Isolate every line in the records below with "reparaties" in it.
──────── Records shown
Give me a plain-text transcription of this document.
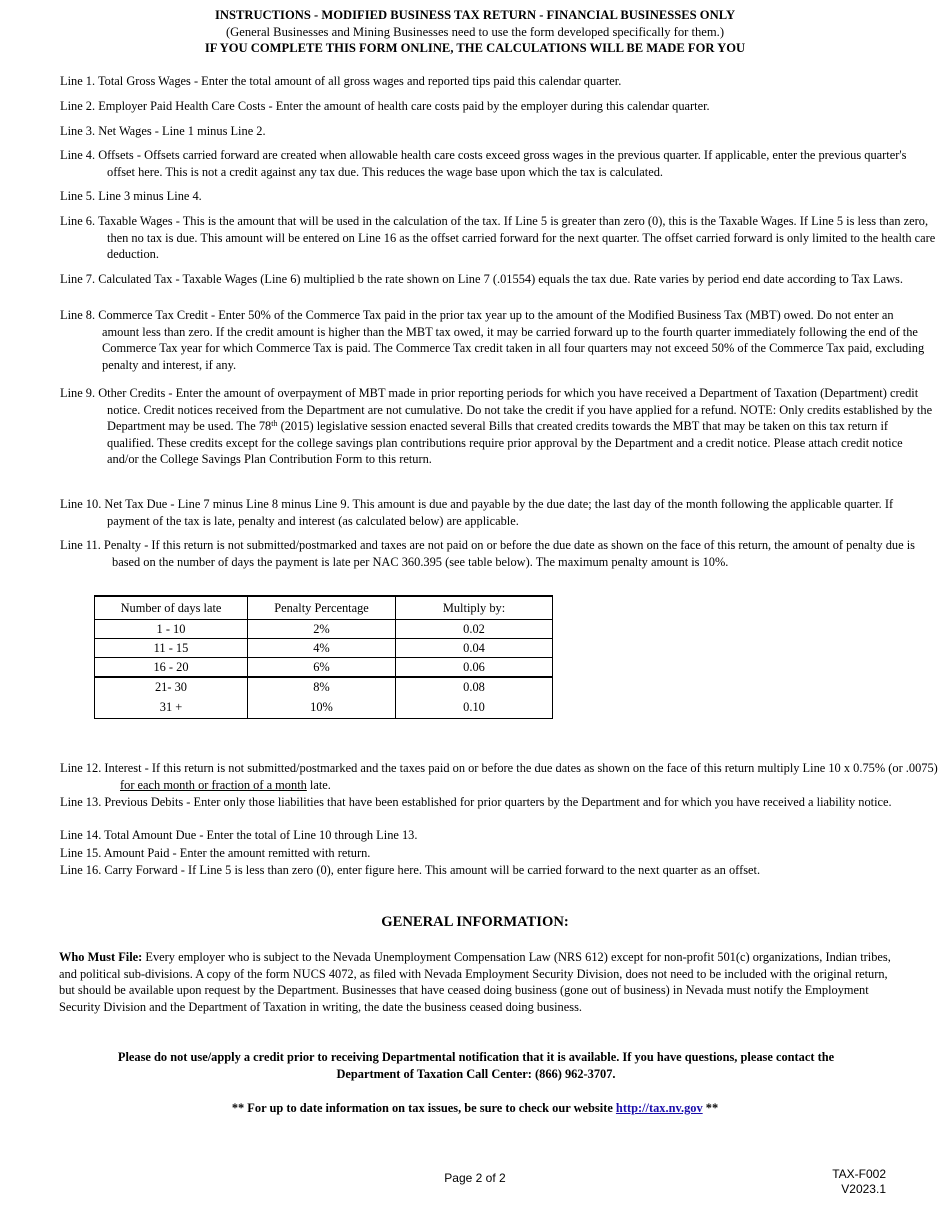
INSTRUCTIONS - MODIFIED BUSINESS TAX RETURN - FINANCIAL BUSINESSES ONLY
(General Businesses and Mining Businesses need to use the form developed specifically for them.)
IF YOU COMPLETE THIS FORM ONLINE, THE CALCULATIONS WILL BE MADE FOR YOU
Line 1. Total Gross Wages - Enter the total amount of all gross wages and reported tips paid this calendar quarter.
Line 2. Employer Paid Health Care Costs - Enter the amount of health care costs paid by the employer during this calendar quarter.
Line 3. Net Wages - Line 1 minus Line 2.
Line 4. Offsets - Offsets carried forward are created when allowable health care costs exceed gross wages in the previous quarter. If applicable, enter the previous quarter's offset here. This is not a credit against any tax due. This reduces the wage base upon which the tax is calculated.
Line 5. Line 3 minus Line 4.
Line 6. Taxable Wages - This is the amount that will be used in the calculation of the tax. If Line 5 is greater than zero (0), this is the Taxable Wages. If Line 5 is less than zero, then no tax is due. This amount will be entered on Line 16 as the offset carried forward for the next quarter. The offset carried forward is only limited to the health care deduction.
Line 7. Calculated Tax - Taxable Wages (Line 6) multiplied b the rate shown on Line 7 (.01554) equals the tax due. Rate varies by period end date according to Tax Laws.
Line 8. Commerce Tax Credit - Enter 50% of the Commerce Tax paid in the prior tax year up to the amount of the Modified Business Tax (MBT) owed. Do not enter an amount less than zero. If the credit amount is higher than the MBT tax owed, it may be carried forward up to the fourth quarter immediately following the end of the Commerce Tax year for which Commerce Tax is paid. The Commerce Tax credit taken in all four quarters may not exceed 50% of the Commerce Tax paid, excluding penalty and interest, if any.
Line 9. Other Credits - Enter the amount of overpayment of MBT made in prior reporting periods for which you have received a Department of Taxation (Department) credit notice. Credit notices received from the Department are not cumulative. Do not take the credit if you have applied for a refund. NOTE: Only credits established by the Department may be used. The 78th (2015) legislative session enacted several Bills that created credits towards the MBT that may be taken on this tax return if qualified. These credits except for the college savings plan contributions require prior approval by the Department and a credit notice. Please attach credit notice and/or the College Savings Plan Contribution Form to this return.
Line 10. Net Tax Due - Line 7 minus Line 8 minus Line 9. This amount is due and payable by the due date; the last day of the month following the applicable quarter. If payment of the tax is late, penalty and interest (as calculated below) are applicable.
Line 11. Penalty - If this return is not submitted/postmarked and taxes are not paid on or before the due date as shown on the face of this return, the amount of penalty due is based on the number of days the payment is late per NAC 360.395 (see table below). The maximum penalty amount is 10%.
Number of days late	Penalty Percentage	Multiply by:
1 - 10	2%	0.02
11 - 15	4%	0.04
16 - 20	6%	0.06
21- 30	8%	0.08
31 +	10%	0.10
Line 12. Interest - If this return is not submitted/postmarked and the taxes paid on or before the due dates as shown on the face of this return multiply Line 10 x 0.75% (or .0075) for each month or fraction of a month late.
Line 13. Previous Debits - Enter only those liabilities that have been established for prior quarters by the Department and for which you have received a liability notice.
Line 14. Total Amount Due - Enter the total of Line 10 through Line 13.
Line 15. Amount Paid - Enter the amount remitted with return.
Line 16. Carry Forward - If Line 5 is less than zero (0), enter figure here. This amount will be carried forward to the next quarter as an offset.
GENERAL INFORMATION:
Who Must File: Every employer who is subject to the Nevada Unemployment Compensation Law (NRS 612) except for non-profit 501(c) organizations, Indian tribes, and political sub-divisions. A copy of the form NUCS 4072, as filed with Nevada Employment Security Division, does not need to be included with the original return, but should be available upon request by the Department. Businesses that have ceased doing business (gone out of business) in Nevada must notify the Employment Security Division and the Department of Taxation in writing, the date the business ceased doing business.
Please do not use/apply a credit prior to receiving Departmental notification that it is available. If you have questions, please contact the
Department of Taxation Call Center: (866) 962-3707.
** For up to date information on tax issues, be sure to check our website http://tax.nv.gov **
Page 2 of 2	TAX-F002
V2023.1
────────────────
──────── Records shown
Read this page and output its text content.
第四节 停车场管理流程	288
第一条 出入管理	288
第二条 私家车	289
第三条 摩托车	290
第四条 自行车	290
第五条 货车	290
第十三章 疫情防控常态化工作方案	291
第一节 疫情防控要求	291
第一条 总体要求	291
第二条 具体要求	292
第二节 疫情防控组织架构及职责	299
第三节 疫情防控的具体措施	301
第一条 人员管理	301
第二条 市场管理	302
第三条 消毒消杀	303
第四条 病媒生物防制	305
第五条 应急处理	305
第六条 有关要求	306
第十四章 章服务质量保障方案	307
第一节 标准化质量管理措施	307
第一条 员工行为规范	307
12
────────────────
──────── Records shown
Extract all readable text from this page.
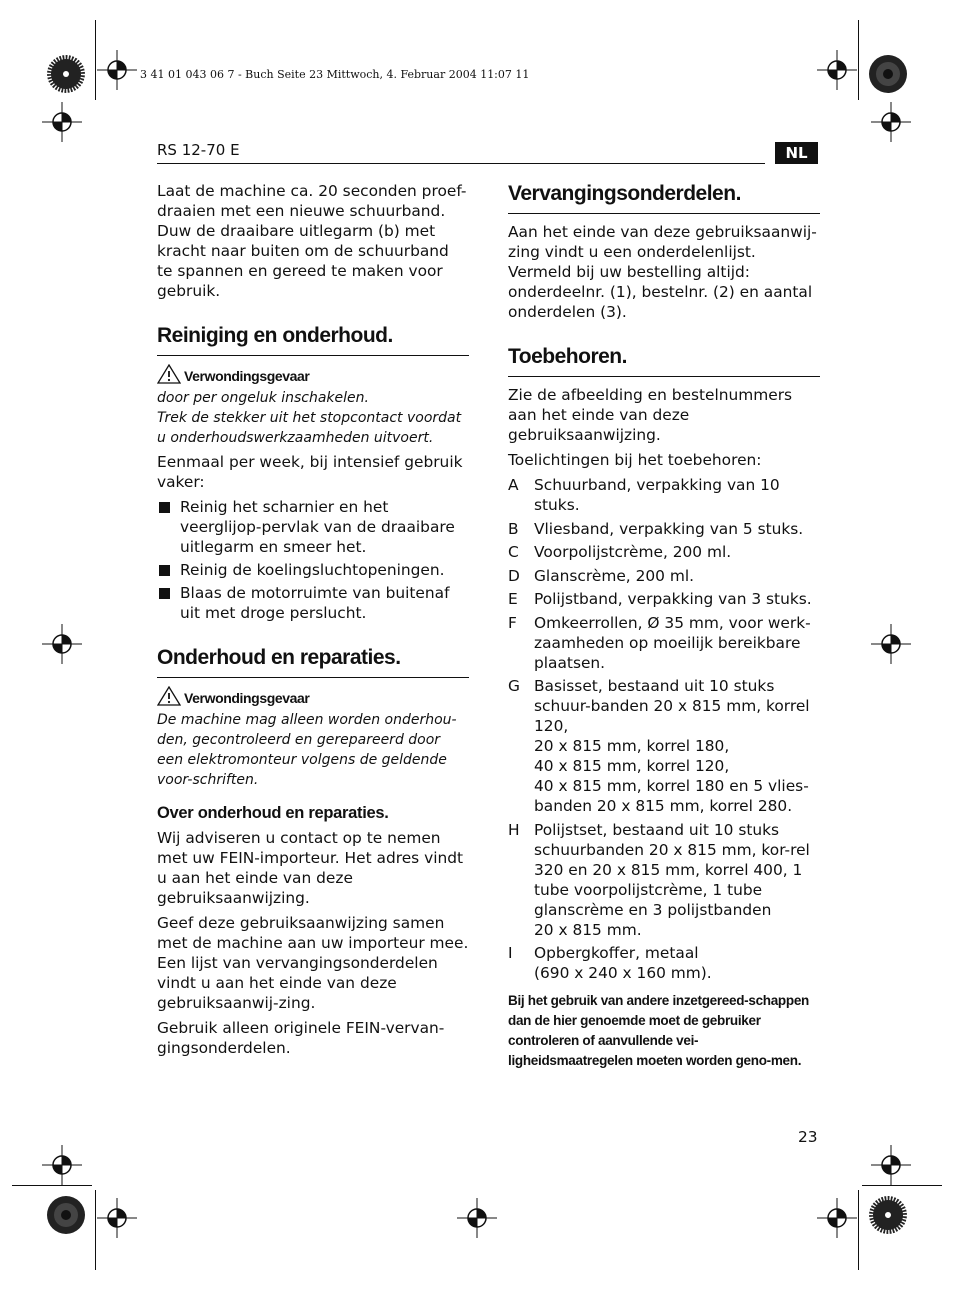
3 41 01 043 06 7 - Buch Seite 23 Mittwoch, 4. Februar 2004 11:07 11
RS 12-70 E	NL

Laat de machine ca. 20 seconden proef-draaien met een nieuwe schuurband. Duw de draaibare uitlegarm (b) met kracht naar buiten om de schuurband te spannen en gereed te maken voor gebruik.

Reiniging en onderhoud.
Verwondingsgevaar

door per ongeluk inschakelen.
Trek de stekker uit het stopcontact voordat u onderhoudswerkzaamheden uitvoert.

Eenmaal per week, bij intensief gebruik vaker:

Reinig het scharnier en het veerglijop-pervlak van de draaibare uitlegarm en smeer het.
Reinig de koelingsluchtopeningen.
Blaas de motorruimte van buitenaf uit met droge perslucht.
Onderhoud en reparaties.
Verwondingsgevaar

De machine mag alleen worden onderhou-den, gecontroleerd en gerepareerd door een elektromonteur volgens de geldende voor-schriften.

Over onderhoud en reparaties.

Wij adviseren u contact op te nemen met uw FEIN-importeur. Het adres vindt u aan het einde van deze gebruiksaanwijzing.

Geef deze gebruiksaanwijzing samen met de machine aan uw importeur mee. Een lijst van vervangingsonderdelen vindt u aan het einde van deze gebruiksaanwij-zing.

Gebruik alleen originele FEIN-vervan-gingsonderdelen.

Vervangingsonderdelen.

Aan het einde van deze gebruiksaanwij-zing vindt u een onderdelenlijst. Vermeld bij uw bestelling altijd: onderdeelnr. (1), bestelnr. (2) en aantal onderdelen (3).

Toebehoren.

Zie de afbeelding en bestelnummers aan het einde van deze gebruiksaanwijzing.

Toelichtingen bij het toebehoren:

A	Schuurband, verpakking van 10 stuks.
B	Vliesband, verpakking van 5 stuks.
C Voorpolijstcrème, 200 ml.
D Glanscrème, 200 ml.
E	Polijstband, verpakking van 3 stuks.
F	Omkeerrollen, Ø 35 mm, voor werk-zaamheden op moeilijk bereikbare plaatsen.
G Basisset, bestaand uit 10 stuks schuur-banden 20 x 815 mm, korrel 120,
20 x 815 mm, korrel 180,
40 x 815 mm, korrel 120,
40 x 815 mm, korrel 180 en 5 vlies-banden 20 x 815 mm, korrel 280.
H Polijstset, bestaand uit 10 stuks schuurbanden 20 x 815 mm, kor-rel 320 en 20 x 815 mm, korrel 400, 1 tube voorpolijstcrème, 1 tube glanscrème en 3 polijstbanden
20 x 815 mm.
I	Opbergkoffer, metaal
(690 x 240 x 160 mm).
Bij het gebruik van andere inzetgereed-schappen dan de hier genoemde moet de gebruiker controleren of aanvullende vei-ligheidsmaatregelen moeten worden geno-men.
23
────────────────
Exercise result:
Onderhoud en reparaties.
Over onderhoud en reparaties.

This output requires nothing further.